§ **Data section**
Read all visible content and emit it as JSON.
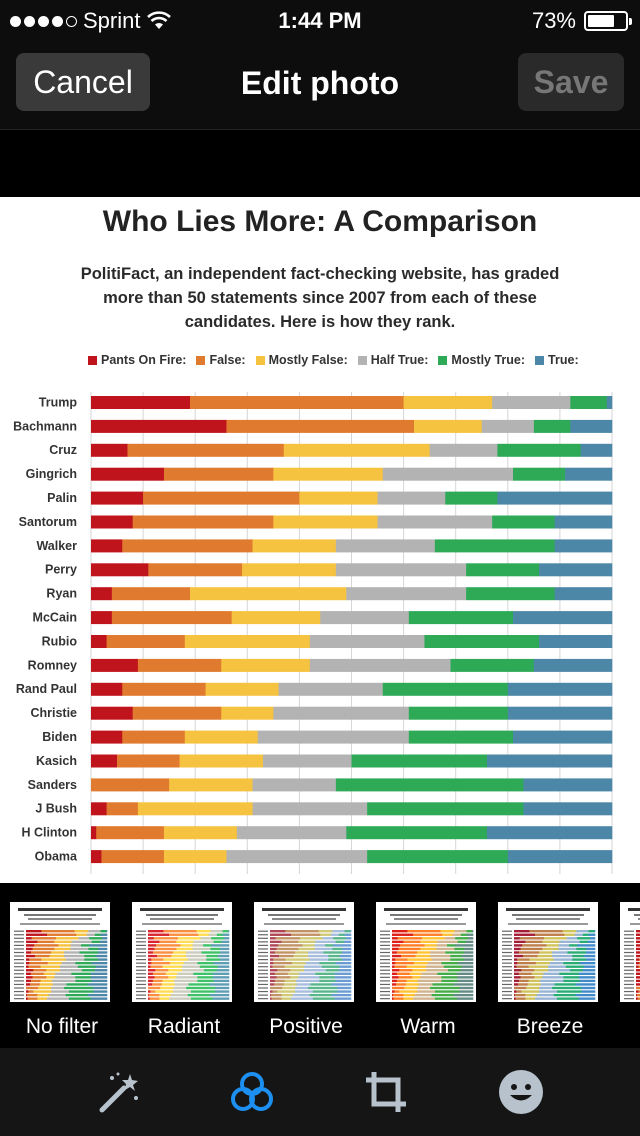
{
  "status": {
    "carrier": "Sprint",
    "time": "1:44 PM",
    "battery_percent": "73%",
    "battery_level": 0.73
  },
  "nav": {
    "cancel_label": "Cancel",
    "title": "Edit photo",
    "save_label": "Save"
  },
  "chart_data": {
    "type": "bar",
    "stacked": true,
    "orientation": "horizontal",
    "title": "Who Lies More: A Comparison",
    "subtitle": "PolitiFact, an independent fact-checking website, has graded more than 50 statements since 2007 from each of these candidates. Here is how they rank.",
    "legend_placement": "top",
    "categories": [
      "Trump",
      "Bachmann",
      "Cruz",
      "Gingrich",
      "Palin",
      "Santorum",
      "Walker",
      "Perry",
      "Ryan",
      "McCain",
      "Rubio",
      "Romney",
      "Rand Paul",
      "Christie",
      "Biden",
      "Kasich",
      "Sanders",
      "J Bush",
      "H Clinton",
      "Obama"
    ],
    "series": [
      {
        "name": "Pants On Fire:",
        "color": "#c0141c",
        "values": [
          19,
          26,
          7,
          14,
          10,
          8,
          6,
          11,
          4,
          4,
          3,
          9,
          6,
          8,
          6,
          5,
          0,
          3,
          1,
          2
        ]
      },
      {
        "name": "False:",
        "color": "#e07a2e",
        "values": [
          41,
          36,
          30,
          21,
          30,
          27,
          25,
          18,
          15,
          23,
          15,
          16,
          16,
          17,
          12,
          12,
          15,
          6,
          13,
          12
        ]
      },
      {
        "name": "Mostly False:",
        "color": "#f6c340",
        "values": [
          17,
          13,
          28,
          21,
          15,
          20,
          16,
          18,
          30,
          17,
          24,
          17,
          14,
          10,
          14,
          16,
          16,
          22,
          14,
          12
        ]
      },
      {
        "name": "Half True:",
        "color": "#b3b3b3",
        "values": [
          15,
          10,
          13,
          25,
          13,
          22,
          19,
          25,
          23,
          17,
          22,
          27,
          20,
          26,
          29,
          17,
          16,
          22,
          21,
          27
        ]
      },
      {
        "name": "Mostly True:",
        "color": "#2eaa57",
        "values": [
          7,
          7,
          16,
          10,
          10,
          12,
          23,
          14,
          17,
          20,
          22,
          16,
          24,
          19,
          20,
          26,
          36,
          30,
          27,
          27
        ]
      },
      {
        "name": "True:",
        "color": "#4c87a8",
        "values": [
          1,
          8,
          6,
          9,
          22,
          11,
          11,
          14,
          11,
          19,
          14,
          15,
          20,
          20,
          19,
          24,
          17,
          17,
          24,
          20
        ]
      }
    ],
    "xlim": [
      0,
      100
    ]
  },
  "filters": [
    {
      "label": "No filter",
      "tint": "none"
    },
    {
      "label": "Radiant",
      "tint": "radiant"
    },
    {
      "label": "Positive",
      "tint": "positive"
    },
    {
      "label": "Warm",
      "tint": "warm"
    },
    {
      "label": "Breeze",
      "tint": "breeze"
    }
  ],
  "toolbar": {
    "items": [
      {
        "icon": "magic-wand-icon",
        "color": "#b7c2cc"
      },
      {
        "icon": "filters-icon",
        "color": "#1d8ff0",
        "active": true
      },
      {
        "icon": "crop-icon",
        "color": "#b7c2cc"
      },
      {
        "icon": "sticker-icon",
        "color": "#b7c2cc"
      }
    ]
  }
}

§ **The task**
Reply with nothing except the number of lines in the listing above that include "tint".

§ **Finished answer**
5